| Given exercise |
Count the lines containing "소방시설유지관리". Give the number alone.

| Excerpted records |
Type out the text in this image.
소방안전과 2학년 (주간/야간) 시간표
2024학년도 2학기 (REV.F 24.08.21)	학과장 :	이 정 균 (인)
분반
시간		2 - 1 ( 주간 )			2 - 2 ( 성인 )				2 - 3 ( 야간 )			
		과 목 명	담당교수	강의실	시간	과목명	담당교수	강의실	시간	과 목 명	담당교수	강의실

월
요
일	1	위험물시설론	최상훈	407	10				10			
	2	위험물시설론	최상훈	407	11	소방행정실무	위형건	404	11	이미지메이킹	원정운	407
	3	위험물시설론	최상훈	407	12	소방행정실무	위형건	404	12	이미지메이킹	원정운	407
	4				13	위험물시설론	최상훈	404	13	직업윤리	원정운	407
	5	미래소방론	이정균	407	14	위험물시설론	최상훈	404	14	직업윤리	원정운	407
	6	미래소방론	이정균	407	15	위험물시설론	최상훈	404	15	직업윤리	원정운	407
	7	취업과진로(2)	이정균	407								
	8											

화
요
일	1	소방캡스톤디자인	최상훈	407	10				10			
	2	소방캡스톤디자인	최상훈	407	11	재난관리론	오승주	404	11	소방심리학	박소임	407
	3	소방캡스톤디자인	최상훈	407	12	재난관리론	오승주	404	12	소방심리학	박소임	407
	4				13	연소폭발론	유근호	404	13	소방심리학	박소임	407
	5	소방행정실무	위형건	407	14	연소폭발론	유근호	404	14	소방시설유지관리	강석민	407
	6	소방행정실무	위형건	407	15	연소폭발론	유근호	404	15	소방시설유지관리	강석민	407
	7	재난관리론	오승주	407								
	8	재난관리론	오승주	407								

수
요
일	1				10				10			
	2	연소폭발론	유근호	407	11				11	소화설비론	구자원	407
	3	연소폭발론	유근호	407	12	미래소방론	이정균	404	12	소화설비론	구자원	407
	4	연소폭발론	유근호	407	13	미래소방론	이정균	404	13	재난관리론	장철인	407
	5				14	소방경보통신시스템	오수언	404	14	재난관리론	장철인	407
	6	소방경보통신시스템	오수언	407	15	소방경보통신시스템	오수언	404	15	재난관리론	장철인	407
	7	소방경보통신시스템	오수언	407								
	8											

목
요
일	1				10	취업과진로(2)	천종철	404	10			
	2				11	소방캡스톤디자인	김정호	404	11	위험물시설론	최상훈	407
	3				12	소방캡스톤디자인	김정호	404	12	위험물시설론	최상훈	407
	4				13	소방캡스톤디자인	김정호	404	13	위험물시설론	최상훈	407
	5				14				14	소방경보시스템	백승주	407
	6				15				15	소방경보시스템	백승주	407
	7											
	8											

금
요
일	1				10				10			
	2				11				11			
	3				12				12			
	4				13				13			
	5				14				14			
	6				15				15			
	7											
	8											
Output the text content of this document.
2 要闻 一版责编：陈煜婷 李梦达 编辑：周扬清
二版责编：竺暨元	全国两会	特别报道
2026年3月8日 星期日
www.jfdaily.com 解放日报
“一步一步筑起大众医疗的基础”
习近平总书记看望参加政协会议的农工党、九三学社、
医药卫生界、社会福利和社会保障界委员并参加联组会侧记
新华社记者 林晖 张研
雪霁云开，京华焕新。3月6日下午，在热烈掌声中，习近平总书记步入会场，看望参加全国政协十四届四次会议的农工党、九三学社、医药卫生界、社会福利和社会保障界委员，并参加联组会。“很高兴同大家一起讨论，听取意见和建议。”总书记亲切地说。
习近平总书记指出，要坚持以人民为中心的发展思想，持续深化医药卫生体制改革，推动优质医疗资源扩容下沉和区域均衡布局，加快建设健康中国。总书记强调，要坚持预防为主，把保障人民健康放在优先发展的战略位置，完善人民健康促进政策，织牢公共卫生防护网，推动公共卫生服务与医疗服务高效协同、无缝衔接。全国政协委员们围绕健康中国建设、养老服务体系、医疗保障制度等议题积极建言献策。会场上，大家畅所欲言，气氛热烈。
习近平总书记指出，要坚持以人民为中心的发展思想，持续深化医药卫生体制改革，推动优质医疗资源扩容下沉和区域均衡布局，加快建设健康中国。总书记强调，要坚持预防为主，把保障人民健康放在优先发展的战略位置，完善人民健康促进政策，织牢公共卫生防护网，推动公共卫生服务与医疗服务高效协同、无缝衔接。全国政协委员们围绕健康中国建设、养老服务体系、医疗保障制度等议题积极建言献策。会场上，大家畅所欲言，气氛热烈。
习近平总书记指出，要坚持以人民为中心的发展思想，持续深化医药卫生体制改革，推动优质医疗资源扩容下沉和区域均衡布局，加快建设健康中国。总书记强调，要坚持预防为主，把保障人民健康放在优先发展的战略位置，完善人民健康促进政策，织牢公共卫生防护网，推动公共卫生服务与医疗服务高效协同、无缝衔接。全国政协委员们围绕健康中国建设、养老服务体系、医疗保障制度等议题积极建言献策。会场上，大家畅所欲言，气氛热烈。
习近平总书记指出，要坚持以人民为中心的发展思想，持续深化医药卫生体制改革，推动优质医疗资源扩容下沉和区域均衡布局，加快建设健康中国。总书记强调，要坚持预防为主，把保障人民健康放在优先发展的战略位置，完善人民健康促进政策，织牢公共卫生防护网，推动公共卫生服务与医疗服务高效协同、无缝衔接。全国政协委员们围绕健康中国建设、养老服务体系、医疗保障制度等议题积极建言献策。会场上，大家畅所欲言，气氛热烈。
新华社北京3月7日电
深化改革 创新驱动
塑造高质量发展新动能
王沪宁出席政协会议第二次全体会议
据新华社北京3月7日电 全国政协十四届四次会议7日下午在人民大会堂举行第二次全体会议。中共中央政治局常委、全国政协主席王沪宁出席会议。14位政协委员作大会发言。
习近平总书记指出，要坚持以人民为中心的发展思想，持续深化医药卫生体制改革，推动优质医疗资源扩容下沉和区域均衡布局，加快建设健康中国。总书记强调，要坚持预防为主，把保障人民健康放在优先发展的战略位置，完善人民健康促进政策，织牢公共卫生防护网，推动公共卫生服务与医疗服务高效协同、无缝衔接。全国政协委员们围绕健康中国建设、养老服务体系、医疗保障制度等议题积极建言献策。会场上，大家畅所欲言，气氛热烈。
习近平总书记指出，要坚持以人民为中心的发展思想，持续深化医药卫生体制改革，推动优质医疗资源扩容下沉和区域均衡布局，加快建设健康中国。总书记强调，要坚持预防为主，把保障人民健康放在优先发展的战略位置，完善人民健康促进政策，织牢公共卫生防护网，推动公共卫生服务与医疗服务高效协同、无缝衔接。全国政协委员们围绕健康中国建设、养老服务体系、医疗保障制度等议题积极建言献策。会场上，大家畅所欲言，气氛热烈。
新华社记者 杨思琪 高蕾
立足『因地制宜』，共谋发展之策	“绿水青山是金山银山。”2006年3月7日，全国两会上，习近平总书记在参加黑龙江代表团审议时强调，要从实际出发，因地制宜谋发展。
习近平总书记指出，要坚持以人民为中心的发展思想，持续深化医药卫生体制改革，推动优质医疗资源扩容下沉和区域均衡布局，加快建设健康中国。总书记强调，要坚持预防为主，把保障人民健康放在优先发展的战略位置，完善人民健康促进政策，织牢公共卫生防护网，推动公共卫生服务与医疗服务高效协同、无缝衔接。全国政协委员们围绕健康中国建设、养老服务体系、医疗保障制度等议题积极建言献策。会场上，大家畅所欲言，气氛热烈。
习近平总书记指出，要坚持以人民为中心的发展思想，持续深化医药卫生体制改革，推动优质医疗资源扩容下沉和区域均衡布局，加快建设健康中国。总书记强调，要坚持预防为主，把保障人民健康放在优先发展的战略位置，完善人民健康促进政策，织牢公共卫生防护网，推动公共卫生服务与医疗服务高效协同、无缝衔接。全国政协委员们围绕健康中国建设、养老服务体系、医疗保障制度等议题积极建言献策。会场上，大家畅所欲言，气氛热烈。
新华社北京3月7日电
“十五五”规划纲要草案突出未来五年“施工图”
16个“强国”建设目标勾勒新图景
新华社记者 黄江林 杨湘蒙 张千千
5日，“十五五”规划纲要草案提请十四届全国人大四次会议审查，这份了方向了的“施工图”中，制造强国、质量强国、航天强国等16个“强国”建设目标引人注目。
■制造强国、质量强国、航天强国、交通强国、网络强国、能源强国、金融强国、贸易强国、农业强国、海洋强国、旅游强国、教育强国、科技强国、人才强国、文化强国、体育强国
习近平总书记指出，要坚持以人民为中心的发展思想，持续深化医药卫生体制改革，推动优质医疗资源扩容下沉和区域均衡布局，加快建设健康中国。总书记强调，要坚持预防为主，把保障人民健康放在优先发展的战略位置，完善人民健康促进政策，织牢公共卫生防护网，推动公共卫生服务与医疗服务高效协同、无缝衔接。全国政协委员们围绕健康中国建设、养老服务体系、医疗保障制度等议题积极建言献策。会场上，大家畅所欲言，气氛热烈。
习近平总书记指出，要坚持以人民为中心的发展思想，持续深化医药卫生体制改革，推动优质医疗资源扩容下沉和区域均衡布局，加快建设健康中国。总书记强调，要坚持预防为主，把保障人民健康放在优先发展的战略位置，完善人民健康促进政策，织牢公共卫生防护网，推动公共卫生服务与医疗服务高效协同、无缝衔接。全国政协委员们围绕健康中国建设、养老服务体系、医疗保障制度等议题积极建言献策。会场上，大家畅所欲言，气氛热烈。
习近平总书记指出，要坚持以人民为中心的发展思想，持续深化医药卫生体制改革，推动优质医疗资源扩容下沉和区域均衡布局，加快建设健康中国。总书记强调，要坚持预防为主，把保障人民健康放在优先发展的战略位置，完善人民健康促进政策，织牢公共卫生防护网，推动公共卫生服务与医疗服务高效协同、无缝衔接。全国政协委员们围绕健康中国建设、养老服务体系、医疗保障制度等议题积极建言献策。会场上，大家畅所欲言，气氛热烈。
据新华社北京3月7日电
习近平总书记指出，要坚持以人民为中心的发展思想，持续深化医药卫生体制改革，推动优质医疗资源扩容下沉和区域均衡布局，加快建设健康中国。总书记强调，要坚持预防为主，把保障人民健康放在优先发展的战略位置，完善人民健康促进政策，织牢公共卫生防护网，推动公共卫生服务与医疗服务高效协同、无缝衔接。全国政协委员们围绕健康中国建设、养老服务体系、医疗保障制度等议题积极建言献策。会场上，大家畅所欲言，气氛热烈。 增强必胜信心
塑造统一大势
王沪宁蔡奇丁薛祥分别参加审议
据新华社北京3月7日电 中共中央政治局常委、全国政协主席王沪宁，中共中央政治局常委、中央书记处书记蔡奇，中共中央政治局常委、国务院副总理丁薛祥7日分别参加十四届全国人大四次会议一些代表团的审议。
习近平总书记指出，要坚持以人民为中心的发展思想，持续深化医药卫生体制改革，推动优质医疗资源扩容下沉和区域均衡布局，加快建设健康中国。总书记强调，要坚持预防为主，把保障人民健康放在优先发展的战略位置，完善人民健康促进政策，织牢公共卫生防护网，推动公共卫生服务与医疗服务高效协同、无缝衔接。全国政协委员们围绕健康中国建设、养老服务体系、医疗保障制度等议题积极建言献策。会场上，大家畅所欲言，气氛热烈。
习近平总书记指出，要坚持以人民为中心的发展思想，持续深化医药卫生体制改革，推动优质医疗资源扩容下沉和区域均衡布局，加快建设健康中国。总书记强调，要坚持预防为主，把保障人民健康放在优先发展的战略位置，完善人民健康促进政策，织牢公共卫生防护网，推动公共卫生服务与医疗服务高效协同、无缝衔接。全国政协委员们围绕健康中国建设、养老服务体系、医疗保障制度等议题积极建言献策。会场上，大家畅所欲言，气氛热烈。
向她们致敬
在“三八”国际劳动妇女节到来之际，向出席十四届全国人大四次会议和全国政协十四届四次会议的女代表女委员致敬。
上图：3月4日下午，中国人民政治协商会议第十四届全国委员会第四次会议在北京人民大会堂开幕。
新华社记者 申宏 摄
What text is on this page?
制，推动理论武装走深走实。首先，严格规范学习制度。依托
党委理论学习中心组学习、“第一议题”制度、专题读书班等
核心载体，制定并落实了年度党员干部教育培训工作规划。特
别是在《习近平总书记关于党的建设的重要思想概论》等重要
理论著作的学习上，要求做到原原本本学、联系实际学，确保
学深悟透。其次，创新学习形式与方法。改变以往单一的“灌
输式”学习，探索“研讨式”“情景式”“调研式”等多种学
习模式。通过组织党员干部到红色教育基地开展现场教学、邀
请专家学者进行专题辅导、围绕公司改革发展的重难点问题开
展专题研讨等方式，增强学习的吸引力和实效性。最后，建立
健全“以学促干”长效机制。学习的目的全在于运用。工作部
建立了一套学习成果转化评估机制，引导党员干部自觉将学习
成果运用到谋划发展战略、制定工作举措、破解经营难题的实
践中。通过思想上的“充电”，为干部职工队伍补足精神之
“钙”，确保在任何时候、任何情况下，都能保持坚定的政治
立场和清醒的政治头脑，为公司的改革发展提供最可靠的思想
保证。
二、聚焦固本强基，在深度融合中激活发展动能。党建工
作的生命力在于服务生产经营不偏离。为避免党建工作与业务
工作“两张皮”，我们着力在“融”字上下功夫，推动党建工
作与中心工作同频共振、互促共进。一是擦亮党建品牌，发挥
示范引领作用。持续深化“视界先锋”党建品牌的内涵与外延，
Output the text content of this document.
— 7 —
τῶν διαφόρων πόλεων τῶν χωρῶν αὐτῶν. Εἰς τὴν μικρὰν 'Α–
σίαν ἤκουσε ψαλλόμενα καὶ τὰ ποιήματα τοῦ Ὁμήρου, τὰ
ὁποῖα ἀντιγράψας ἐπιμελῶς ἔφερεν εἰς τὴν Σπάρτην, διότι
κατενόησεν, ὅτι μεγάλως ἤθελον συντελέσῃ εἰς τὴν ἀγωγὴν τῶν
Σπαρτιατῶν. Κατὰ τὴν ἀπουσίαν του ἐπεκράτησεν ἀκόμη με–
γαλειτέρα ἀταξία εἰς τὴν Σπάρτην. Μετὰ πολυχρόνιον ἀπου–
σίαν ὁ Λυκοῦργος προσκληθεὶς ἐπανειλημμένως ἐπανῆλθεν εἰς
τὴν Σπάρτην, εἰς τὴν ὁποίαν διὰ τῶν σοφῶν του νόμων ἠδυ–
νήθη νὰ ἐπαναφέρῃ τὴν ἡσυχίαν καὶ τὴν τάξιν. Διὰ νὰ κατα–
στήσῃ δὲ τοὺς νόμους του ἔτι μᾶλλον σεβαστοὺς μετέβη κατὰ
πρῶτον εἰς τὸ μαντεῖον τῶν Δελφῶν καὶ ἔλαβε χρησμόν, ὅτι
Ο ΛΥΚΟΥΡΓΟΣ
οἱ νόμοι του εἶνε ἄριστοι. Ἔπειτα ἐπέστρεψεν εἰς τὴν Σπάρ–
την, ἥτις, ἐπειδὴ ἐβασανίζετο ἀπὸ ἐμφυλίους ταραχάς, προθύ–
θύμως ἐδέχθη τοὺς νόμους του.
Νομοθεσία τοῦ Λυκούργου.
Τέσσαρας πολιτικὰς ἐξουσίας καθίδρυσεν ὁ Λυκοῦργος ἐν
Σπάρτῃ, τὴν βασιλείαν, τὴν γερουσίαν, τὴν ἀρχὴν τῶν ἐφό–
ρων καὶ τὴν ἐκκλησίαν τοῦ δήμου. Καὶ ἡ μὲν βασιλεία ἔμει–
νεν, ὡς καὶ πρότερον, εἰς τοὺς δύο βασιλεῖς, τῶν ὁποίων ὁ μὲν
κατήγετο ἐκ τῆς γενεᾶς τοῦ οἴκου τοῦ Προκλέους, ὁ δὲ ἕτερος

| Response to this exercise |
2